● Challenge:
Go through the entries below and pick out every line with "this".

--------

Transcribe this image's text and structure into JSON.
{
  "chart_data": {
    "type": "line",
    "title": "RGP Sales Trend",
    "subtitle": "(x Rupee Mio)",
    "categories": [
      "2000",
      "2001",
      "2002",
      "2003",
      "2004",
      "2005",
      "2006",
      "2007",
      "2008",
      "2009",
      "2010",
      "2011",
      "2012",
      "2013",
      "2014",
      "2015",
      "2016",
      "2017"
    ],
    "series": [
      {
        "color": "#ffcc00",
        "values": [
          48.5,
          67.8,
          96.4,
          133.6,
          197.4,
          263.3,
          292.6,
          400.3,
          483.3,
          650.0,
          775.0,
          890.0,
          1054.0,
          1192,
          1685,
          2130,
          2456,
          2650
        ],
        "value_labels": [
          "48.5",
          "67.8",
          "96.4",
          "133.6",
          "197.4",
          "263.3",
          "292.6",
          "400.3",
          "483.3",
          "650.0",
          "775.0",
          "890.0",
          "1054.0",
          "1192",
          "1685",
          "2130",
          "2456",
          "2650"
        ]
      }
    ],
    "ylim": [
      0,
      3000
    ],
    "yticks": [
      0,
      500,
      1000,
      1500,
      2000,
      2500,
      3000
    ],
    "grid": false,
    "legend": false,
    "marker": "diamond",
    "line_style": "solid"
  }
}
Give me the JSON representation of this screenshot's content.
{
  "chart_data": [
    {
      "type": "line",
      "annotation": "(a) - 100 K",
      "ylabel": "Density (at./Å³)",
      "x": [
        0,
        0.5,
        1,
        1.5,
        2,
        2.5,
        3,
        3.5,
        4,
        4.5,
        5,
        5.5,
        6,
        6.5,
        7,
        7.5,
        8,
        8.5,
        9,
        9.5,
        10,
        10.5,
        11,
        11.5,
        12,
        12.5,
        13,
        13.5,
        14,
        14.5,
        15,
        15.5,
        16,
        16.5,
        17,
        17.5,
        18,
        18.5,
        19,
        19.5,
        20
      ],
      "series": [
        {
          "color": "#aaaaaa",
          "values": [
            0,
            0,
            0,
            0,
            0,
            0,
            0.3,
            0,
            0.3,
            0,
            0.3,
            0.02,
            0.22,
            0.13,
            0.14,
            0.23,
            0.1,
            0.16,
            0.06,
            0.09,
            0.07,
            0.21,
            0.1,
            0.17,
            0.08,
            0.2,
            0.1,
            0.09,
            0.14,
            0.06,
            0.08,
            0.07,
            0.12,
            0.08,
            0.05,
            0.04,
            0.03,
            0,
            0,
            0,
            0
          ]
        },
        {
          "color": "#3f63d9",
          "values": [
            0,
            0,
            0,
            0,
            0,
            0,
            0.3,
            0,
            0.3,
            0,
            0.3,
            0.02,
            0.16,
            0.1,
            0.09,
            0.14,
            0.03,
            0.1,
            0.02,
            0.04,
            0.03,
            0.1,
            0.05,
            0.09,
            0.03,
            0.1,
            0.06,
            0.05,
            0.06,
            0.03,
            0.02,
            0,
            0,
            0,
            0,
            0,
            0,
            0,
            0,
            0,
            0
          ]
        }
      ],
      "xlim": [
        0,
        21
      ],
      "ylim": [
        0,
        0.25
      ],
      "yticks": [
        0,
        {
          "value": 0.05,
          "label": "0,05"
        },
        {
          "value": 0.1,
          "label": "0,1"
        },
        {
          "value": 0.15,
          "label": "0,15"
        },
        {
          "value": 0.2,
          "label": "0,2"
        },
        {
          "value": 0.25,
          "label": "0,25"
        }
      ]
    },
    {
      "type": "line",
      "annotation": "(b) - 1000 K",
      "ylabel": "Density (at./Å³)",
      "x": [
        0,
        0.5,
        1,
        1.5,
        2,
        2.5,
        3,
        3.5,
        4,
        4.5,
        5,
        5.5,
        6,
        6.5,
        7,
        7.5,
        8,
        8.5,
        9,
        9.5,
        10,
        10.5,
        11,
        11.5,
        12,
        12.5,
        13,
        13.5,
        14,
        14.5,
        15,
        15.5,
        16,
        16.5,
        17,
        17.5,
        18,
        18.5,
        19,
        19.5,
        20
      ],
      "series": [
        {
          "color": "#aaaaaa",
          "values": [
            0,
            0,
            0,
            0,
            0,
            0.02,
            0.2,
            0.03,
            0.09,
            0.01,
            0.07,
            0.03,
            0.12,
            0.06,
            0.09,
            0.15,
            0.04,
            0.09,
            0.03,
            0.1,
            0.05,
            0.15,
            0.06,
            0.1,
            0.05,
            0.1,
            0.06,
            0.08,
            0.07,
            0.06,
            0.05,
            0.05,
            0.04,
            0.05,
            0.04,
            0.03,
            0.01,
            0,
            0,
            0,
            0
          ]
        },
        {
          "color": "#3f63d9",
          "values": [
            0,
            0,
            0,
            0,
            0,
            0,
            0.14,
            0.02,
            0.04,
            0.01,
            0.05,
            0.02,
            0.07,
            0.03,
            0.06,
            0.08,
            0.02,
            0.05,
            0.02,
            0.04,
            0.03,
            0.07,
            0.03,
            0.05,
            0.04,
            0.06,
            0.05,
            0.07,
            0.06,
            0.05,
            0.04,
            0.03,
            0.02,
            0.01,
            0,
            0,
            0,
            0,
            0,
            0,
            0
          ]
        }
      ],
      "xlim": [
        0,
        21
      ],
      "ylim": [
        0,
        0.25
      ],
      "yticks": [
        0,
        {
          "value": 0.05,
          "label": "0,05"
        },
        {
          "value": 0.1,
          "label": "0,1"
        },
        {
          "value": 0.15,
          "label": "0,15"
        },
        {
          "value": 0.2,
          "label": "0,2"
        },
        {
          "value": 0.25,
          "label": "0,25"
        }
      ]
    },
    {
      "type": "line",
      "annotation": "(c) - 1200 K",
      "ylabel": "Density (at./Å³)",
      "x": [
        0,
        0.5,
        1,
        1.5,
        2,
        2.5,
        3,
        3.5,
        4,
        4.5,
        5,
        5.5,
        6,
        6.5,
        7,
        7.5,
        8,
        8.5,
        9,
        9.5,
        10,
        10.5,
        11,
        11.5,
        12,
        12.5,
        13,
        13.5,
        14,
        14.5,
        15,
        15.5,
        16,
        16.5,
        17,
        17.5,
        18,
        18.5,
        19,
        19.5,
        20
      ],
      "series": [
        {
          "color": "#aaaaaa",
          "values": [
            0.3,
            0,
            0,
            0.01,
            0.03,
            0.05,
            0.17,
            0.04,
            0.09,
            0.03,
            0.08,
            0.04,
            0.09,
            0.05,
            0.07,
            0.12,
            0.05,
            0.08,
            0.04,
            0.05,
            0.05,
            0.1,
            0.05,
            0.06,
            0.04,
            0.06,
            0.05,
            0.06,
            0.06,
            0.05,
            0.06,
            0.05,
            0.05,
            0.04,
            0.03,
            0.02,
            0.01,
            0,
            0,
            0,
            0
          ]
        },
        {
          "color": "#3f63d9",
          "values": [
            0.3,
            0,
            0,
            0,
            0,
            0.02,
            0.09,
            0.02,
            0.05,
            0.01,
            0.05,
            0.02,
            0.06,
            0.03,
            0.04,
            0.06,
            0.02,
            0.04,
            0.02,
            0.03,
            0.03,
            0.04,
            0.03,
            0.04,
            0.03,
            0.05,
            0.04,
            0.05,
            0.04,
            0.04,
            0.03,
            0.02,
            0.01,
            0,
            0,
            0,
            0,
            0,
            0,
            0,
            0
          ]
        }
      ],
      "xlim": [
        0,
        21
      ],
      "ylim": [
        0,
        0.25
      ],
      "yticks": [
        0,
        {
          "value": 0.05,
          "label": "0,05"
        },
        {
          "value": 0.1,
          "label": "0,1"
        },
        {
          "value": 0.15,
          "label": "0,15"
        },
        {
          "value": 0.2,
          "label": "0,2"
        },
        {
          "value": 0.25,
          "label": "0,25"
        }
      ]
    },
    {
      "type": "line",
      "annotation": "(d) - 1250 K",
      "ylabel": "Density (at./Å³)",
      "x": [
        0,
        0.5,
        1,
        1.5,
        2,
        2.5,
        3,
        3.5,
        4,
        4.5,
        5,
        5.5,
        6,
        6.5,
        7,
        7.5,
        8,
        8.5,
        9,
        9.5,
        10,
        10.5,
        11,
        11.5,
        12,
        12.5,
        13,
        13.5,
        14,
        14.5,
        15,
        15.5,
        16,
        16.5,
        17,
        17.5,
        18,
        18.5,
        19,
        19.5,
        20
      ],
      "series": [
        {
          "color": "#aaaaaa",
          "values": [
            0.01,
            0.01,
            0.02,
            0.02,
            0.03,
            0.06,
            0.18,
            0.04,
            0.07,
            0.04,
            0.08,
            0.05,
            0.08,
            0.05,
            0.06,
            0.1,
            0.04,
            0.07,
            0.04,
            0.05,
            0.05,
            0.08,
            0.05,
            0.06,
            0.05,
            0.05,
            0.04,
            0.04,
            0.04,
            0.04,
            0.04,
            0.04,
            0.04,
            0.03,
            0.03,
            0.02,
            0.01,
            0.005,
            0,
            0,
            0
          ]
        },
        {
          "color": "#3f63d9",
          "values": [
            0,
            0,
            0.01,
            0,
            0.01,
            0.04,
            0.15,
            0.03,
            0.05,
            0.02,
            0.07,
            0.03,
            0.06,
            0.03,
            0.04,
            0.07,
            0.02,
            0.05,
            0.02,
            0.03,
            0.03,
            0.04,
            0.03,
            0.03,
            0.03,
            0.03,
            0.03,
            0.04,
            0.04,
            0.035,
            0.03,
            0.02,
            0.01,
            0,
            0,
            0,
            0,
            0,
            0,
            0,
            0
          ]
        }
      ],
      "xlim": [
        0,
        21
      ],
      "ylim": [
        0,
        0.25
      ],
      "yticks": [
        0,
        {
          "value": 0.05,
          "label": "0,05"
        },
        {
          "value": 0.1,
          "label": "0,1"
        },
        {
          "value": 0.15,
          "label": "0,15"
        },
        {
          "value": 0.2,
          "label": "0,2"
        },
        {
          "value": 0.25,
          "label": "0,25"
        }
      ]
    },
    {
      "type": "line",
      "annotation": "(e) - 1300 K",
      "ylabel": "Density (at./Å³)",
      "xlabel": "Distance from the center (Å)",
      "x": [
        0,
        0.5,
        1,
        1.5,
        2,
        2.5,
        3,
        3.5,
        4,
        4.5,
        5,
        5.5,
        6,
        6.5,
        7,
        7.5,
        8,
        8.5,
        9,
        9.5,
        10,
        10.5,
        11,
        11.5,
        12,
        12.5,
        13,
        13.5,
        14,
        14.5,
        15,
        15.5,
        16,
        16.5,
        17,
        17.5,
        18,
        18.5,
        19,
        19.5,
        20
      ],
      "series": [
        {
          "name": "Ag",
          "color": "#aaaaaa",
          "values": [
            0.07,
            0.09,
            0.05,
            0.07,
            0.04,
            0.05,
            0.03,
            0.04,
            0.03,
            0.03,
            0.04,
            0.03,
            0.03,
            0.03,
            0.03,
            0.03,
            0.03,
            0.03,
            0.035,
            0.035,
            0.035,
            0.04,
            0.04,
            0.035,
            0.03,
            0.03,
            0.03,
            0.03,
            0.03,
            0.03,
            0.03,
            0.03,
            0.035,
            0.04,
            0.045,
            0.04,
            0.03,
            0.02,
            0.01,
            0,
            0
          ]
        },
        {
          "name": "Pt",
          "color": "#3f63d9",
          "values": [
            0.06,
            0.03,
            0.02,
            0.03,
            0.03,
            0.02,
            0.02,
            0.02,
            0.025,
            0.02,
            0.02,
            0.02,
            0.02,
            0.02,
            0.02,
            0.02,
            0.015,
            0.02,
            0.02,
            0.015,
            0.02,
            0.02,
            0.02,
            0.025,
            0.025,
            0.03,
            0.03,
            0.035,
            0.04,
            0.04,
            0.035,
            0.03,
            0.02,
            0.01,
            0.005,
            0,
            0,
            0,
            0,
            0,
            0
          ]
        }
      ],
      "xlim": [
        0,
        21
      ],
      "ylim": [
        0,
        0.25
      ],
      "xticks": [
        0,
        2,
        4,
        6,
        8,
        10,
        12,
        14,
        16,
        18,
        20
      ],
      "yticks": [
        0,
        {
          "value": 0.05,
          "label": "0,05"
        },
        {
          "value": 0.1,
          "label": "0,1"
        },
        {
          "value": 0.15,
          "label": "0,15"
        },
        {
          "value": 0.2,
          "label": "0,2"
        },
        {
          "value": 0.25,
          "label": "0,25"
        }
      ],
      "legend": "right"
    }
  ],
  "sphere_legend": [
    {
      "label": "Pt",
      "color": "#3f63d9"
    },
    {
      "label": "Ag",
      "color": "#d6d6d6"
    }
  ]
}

--------

● Reply:
Transcribe this image's text and structure into JSON.
Give me the JSON representation of this screenshot's content.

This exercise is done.